• [EXERCISE DETAILS]:
Return each of the rows below verbatim, line for line and in the same order.

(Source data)
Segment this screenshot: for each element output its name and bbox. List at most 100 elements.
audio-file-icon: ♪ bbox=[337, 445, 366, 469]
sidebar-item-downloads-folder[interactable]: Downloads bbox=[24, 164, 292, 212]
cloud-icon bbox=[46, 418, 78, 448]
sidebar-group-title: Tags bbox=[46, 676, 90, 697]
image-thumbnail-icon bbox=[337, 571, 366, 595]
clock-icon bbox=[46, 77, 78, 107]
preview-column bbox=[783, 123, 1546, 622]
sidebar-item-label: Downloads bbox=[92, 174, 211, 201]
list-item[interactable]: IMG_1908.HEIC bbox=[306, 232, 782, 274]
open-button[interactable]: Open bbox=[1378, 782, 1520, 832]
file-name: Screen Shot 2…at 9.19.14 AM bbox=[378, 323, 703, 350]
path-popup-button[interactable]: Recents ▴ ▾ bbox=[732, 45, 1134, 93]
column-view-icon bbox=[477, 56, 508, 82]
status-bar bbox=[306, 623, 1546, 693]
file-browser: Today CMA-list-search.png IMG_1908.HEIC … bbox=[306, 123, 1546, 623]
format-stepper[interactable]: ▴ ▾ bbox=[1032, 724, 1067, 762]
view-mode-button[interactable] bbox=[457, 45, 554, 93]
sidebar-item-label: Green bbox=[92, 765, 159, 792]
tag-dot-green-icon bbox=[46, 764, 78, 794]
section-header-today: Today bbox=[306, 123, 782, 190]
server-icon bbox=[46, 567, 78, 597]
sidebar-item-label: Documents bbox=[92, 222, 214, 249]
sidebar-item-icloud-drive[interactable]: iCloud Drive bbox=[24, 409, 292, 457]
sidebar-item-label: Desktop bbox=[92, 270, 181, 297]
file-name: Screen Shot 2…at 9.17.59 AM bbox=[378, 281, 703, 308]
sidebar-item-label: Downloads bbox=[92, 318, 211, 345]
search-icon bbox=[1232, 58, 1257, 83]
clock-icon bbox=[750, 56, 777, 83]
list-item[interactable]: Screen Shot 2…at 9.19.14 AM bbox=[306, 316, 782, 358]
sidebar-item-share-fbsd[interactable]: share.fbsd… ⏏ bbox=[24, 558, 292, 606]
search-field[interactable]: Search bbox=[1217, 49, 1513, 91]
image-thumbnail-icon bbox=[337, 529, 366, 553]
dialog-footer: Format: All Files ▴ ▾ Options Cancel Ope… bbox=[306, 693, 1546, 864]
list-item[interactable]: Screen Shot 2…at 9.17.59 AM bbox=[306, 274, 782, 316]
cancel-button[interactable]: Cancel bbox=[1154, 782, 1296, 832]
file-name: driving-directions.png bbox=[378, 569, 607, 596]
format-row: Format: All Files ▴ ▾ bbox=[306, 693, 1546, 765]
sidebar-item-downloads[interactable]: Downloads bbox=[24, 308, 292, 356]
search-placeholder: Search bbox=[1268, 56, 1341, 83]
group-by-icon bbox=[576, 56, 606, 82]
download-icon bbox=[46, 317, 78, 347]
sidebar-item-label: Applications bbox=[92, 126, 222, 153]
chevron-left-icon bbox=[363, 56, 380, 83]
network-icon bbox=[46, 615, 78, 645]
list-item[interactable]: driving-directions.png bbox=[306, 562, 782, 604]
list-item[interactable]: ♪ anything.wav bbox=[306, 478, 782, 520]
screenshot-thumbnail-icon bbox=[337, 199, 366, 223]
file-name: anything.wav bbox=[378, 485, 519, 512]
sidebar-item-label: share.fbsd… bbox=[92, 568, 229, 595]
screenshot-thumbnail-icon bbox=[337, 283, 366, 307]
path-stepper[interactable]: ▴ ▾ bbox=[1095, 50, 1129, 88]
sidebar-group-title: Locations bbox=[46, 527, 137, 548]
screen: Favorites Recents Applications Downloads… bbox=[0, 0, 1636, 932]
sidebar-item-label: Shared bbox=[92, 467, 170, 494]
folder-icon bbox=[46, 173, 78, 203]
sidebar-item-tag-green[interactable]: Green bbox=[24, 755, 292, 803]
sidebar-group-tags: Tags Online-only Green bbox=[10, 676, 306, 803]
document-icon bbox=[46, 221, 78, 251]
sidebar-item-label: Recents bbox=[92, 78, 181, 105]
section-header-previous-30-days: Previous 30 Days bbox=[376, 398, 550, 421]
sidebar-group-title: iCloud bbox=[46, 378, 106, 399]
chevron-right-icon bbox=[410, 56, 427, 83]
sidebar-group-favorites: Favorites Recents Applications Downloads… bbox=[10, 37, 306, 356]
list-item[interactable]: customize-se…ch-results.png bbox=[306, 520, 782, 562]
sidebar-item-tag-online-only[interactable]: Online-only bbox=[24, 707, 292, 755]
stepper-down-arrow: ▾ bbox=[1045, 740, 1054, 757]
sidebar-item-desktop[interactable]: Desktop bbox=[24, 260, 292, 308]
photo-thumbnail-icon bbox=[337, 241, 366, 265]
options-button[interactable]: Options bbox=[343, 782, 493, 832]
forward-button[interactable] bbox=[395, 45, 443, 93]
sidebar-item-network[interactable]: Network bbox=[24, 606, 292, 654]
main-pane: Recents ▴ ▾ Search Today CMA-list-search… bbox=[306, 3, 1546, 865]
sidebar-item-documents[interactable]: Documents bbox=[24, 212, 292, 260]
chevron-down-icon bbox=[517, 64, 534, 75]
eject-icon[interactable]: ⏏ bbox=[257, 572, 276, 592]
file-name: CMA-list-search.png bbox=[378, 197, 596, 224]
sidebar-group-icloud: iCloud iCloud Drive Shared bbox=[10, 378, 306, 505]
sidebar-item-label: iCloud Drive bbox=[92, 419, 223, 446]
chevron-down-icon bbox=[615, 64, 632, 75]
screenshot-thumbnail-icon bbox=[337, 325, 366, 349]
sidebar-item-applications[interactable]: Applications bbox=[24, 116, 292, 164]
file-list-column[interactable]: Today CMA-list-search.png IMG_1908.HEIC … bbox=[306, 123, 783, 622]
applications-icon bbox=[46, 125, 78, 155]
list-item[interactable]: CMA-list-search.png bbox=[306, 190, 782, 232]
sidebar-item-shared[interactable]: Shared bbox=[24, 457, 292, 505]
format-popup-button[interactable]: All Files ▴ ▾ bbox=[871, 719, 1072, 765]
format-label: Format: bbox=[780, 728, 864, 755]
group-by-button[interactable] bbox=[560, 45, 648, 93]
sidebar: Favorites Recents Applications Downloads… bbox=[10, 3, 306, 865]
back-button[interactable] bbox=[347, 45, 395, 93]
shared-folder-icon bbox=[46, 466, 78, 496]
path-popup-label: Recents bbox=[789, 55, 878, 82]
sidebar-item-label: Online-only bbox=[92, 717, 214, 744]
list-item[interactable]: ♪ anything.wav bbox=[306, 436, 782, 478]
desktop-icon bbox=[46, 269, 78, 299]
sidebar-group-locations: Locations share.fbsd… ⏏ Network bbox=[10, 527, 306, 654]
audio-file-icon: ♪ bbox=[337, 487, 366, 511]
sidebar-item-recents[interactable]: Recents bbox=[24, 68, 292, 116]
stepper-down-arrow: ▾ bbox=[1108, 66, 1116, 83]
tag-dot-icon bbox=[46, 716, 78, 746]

• [FINISHED EXERCISE]:
Segment this screenshot: for each element output its name and bbox. List at most 100 elements.
audio-file-icon: ♪ bbox=[337, 445, 366, 469]
sidebar-item-downloads-folder[interactable]: Downloads bbox=[24, 164, 292, 212]
cloud-icon bbox=[46, 418, 78, 448]
sidebar-group-title: Tags bbox=[46, 676, 90, 697]
image-thumbnail-icon bbox=[337, 571, 366, 595]
clock-icon bbox=[46, 77, 78, 107]
preview-column bbox=[783, 123, 1546, 622]
sidebar-item-label: Downloads bbox=[92, 174, 211, 201]
list-item[interactable]: IMG_1908.HEIC bbox=[306, 232, 782, 274]
open-button[interactable]: Open bbox=[1378, 782, 1520, 832]
file-name: Screen Shot 2…at 9.19.14 AM bbox=[378, 323, 703, 350]
path-popup-button[interactable]: Recents ▴ ▾ bbox=[732, 45, 1134, 93]
column-view-icon bbox=[477, 56, 508, 82]
status-bar bbox=[306, 623, 1546, 693]
file-browser: Today CMA-list-search.png IMG_1908.HEIC … bbox=[306, 123, 1546, 623]
format-stepper[interactable]: ▴ ▾ bbox=[1032, 724, 1067, 762]
view-mode-button[interactable] bbox=[457, 45, 554, 93]
sidebar-item-label: Green bbox=[92, 765, 159, 792]
tag-dot-green-icon bbox=[46, 764, 78, 794]
section-header-today: Today bbox=[306, 123, 782, 190]
server-icon bbox=[46, 567, 78, 597]
sidebar-item-label: Documents bbox=[92, 222, 214, 249]
sidebar-item-icloud-drive[interactable]: iCloud Drive bbox=[24, 409, 292, 457]
sidebar-item-label: Desktop bbox=[92, 270, 181, 297]
file-name: Screen Shot 2…at 9.17.59 AM bbox=[378, 281, 703, 308]
sidebar-item-label: Downloads bbox=[92, 318, 211, 345]
search-icon bbox=[1232, 58, 1257, 83]
clock-icon bbox=[750, 56, 777, 83]
list-item[interactable]: Screen Shot 2…at 9.19.14 AM bbox=[306, 316, 782, 358]
sidebar-item-share-fbsd[interactable]: share.fbsd… ⏏ bbox=[24, 558, 292, 606]
search-field[interactable]: Search bbox=[1217, 49, 1513, 91]
image-thumbnail-icon bbox=[337, 529, 366, 553]
dialog-footer: Format: All Files ▴ ▾ Options Cancel Ope… bbox=[306, 693, 1546, 864]
list-item[interactable]: Screen Shot 2…at 9.17.59 AM bbox=[306, 274, 782, 316]
cancel-button[interactable]: Cancel bbox=[1154, 782, 1296, 832]
file-name: driving-directions.png bbox=[378, 569, 607, 596]
format-row: Format: All Files ▴ ▾ bbox=[306, 693, 1546, 765]
sidebar-item-downloads[interactable]: Downloads bbox=[24, 308, 292, 356]
search-placeholder: Search bbox=[1268, 56, 1341, 83]
group-by-icon bbox=[576, 56, 606, 82]
download-icon bbox=[46, 317, 78, 347]
sidebar-item-label: Applications bbox=[92, 126, 222, 153]
chevron-left-icon bbox=[363, 56, 380, 83]
network-icon bbox=[46, 615, 78, 645]
list-item[interactable]: driving-directions.png bbox=[306, 562, 782, 604]
list-item[interactable]: ♪ anything.wav bbox=[306, 478, 782, 520]
screenshot-thumbnail-icon bbox=[337, 199, 366, 223]
file-name: anything.wav bbox=[378, 485, 519, 512]
sidebar-item-label: share.fbsd… bbox=[92, 568, 229, 595]
screenshot-thumbnail-icon bbox=[337, 283, 366, 307]
path-stepper[interactable]: ▴ ▾ bbox=[1095, 50, 1129, 88]
sidebar-group-title: Locations bbox=[46, 527, 137, 548]
screen: Favorites Recents Applications Downloads… bbox=[0, 0, 1636, 932]
sidebar-item-label: Shared bbox=[92, 467, 170, 494]
folder-icon bbox=[46, 173, 78, 203]
sidebar-item-tag-green[interactable]: Green bbox=[24, 755, 292, 803]
sidebar-group-tags: Tags Online-only Green bbox=[10, 676, 306, 803]
document-icon bbox=[46, 221, 78, 251]
sidebar-item-label: Recents bbox=[92, 78, 181, 105]
section-header-previous-30-days: Previous 30 Days bbox=[376, 398, 550, 421]
sidebar-group-title: iCloud bbox=[46, 378, 106, 399]
chevron-right-icon bbox=[410, 56, 427, 83]
sidebar-group-favorites: Favorites Recents Applications Downloads… bbox=[10, 37, 306, 356]
list-item[interactable]: customize-se…ch-results.png bbox=[306, 520, 782, 562]
sidebar-item-tag-online-only[interactable]: Online-only bbox=[24, 707, 292, 755]
stepper-down-arrow: ▾ bbox=[1045, 740, 1054, 757]
sidebar-item-desktop[interactable]: Desktop bbox=[24, 260, 292, 308]
photo-thumbnail-icon bbox=[337, 241, 366, 265]
options-button[interactable]: Options bbox=[343, 782, 493, 832]
forward-button[interactable] bbox=[395, 45, 443, 93]
sidebar-item-network[interactable]: Network bbox=[24, 606, 292, 654]
main-pane: Recents ▴ ▾ Search Today CMA-list-search… bbox=[306, 3, 1546, 865]
sidebar-item-documents[interactable]: Documents bbox=[24, 212, 292, 260]
chevron-down-icon bbox=[517, 64, 534, 75]
eject-icon[interactable]: ⏏ bbox=[257, 572, 276, 592]
file-name: CMA-list-search.png bbox=[378, 197, 596, 224]
sidebar-group-icloud: iCloud iCloud Drive Shared bbox=[10, 378, 306, 505]
sidebar-item-label: iCloud Drive bbox=[92, 419, 223, 446]
chevron-down-icon bbox=[615, 64, 632, 75]
screenshot-thumbnail-icon bbox=[337, 325, 366, 349]
sidebar-item-applications[interactable]: Applications bbox=[24, 116, 292, 164]
file-list-column[interactable]: Today CMA-list-search.png IMG_1908.HEIC … bbox=[306, 123, 783, 622]
applications-icon bbox=[46, 125, 78, 155]
list-item[interactable]: CMA-list-search.png bbox=[306, 190, 782, 232]
sidebar-item-shared[interactable]: Shared bbox=[24, 457, 292, 505]
format-popup-button[interactable]: All Files ▴ ▾ bbox=[871, 719, 1072, 765]
format-label: Format: bbox=[780, 728, 864, 755]
group-by-button[interactable] bbox=[560, 45, 648, 93]
sidebar: Favorites Recents Applications Downloads… bbox=[10, 3, 306, 865]
back-button[interactable] bbox=[347, 45, 395, 93]
shared-folder-icon bbox=[46, 466, 78, 496]
path-popup-label: Recents bbox=[789, 55, 878, 82]
sidebar-item-label: Online-only bbox=[92, 717, 214, 744]
list-item[interactable]: ♪ anything.wav bbox=[306, 436, 782, 478]
desktop-icon bbox=[46, 269, 78, 299]
sidebar-group-locations: Locations share.fbsd… ⏏ Network bbox=[10, 527, 306, 654]
audio-file-icon: ♪ bbox=[337, 487, 366, 511]
sidebar-item-recents[interactable]: Recents bbox=[24, 68, 292, 116]
stepper-down-arrow: ▾ bbox=[1108, 66, 1116, 83]
tag-dot-icon bbox=[46, 716, 78, 746]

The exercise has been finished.